**Material provided**:
^^^^^^^^^^^^^^^^

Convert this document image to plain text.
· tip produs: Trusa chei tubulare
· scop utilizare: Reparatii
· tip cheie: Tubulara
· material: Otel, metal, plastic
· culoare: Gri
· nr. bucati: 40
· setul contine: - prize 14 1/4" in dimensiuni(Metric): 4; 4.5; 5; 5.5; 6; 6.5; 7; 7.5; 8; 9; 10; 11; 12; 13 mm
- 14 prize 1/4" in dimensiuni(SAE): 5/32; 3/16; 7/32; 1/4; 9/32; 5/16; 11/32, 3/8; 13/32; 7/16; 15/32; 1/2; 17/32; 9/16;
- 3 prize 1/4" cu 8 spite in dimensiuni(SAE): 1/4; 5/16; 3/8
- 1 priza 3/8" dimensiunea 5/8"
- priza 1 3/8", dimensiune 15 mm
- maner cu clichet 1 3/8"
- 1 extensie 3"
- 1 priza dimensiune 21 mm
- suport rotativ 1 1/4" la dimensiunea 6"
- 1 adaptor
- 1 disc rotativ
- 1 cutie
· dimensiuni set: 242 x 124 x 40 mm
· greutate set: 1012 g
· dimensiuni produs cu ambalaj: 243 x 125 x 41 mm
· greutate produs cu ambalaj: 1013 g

^^^^^^^^^^^^^^^^

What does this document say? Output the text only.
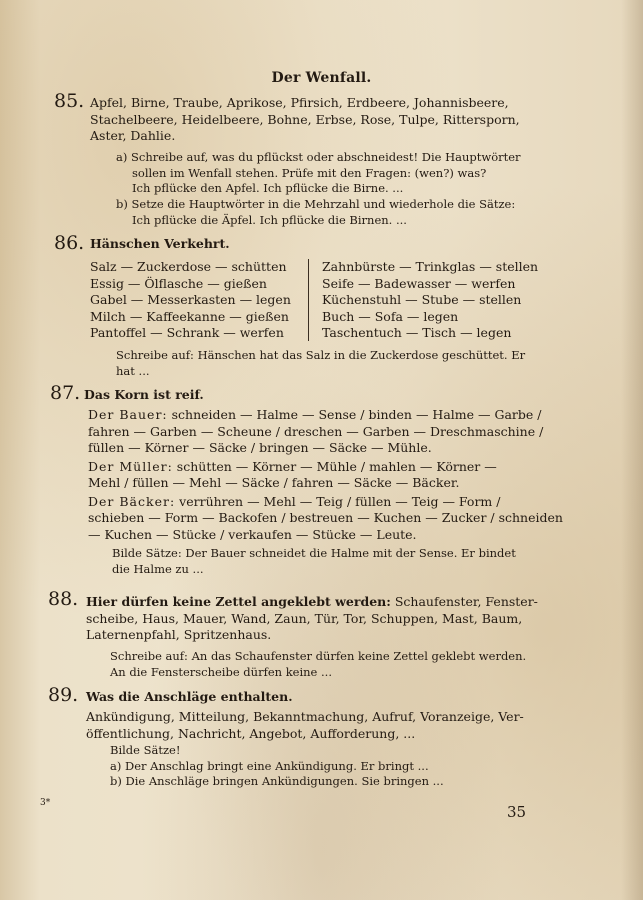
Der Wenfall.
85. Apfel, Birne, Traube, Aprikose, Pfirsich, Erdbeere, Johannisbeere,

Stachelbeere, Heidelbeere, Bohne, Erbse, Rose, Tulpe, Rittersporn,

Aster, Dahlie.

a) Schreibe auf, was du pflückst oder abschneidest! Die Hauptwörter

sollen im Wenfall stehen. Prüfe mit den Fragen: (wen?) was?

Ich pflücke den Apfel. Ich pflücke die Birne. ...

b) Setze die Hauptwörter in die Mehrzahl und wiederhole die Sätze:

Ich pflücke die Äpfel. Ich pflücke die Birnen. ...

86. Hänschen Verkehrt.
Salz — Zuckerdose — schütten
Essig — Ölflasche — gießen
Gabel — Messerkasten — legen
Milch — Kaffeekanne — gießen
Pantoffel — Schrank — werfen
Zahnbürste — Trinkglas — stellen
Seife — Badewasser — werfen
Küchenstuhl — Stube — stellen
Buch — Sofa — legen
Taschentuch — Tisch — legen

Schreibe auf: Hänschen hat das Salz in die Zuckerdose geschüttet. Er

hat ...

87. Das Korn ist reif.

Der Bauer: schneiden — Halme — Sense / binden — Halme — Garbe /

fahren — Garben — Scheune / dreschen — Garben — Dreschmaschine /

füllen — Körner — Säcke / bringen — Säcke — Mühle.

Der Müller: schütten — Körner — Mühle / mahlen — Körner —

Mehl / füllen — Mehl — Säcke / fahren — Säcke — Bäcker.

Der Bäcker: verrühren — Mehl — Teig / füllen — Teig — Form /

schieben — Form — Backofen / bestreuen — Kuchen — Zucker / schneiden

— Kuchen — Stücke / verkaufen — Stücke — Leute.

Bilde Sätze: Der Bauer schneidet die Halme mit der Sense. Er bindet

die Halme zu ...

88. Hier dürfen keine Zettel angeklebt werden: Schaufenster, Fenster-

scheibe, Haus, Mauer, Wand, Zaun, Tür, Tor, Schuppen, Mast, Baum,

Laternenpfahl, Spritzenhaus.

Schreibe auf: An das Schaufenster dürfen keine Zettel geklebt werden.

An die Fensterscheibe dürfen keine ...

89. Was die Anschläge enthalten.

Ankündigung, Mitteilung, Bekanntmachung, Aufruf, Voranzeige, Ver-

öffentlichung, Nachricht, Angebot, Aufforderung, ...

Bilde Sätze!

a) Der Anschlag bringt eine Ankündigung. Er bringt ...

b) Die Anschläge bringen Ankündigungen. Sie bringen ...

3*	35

^^^^^^^^^^^^^^^^

Every line holding "priza" should be copied out.

**Completed exercise**:
- 1 priza 3/8" dimensiunea 5/8"
- priza 1 3/8", dimensiune 15 mm
- 1 priza dimensiune 21 mm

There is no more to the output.